▶ [Tarefa solicitada 1] Segundo os especialistas citados no trecho sobre a PEC dos precatórios, por que não se deve levar a sério a ameaça de Guedes de que faltaria dinheiro "até para pagar os salários dos servidores"? Responda em uma a três frases.
▶ [Tarefa solicitada 2] Retome o texto sobre a PEC dos precatórios a partir do ponto em que ele termina.

▶ [Trecho para leitura]
O teto de gastos é a única âncora fiscal no momento e, para piorar, essa PEC tem um jabuti que flexibiliza a regra de ouro —, que proíbe o governo de emitir títulos da dívida pública para cobrir despesas correntes —, como salários e aposentadorias, sem o aval prévio do Congresso. Guedes insiste em minimizar os problemas dessa PEC e afirmar que ela visa preservar o teto de gastos.

De acordo com o ministro, o adiamento no pagamento de precatórios é necessário porque um “meteoro” de R$ 89,1 bilhões caiu sobre a cabeça dele e da equipe econômica para serem pagos em 2022. Nos últimos dias, Guedes chegou até a ameaçar que, sem essa PEC, vai faltar dinheiro para tudo, “até para pagar os salários dos servidores”, em um claro sinal de desespero e falta de argumentos. Mas, segundo especialistas, essa ameaça não pode ser levada a sério porque não se pode condicionar o pagamento de uma despesa obrigatória a outra, e, além disso, esse aumento expressivo das sentenças poderia sim ter sido evitado se houvesse uma boa gestão orçamentária, o que parece que não ocorreu. Não à toa, o pessimismo no mercado está aumentando e as projeções para 2022 só pioram.

“Bola de neve”

Alertas foram dados mas não foram ouvidos, de acordo com o presidente da Comissão Especial de Precatórios da Ordem dos Advogados do Brasil (OAB), Eduardo Gouvêa. Segundo ele, o governo quer transmitir para a sociedade uma fatura que poderá virar uma bola de neve sem fim. Pelos cálculos de Gouvêa, se os R$ 89,1 bilhões não forem pagos integralmente no ano que vem, em 10 anos, esse montante poderá chegar a R$ 1 trilhão, considerando o acúmulo de multas e juros no período com a rolagem, virando uma enorme bola de neve. “Essa PEC é inconstitucional, apresenta mais de 20 problemas no texto e ainda vai criar uma dívida impagável”, alerta.

▶ [Listagem fornecida]
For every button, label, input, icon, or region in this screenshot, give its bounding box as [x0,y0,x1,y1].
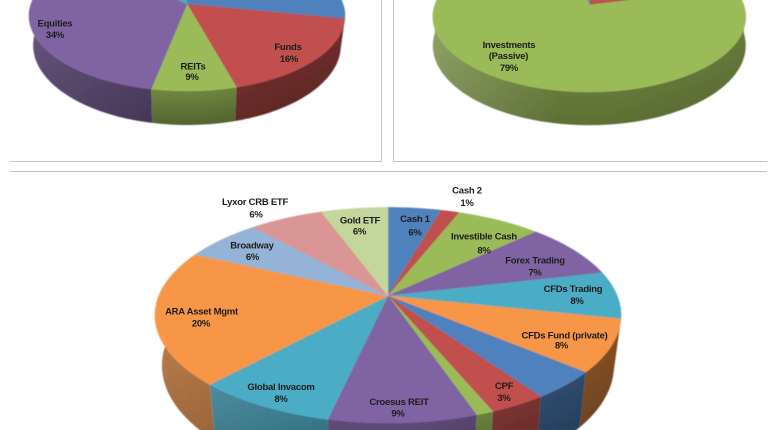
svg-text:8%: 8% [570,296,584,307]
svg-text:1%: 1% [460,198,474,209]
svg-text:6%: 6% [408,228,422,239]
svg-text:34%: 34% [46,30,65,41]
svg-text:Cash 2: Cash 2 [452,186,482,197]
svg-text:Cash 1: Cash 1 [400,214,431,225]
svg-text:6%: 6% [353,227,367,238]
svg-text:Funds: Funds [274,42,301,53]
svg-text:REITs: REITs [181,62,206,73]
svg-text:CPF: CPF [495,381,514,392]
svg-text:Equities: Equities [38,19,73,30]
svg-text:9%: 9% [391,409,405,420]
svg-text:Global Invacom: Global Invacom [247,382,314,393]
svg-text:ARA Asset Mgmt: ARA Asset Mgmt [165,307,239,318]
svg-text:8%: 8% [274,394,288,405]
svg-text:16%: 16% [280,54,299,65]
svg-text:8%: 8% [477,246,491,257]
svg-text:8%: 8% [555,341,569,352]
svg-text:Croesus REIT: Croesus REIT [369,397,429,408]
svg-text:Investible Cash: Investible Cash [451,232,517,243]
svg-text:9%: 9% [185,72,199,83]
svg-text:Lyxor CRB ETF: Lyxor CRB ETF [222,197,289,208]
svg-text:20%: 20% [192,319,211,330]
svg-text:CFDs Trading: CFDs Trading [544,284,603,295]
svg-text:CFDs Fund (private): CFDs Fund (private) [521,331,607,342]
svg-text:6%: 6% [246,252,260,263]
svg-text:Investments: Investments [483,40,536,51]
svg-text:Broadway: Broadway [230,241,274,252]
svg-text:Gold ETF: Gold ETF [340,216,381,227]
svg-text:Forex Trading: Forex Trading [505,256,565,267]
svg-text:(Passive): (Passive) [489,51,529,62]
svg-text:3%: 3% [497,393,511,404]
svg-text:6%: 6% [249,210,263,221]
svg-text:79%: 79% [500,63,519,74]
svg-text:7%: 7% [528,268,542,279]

==

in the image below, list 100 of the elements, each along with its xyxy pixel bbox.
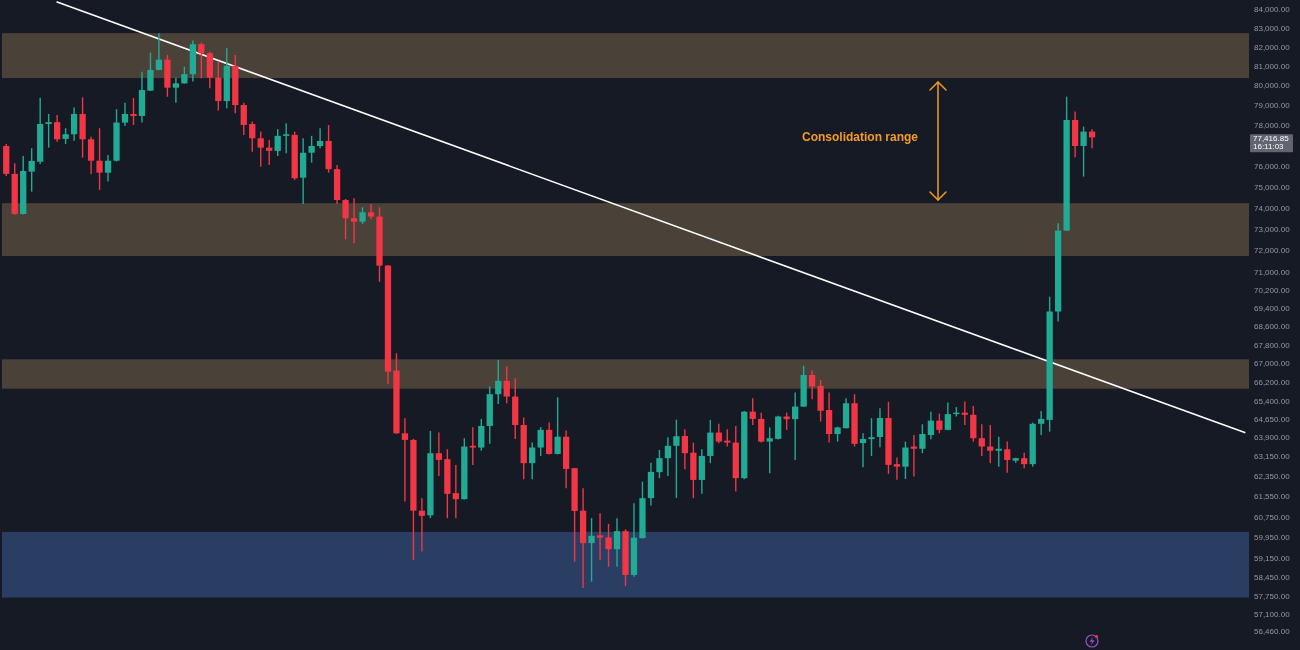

▶ [Resposta redigida 1] Porque não se pode condicionar o pagamento de uma despesa obrigatória a outra. Além disso, o aumento expressivo das sentenças poderia ter sido evitado com uma boa gestão orçamentária.

▶ [Resposta redigida 2]
Analistas reconhecem que o novo Bolsa Família é uma prioridade, mas os argumentos do governo para defender a PEC dos precatórios como uma espécie de moeda de troca para o novo benefício geram ainda mais desconfiança no mercado. Além disso, o governo não define quais as receitas recorrentes que vão custear essas novas despesas, como determina a Lei de Responsabilidade Fiscal (LRF) e tenta fugir da necessidade de aplicar os gatilhos para cumprir o teto, último fio de credibilidade no controle das contas públicas, apesar de ter alguns defeitos.

“A PEC dos precatórios é uma resposta mal formulada a um falso problema. Vamos nos entender: romper o teto na presença de gastos elevados não deveria requerer PEC. Deveria, simplesmente, levar ao acionamento dos gatilhos. Mas nada disso interessa. A PEC dos precatórios é imposta como tudo ou nada. Quem é contra, dizem, não seria a favor do gasto social. A desfaçatez é assombrosa. Sabemos quem relutou em pagar auxílio social em meio à crise pandêmica”, escreve Felipe Salto, diretor-executivo da Instituição Fiscal Independente (IFI), do Senado, nas redes sociais. Em um relatório recente sobre a PEC, a entidade alerta para os riscos de burla ao teto e ainda destaca que a transparência das contas públicas deverá diminuir com essa medida.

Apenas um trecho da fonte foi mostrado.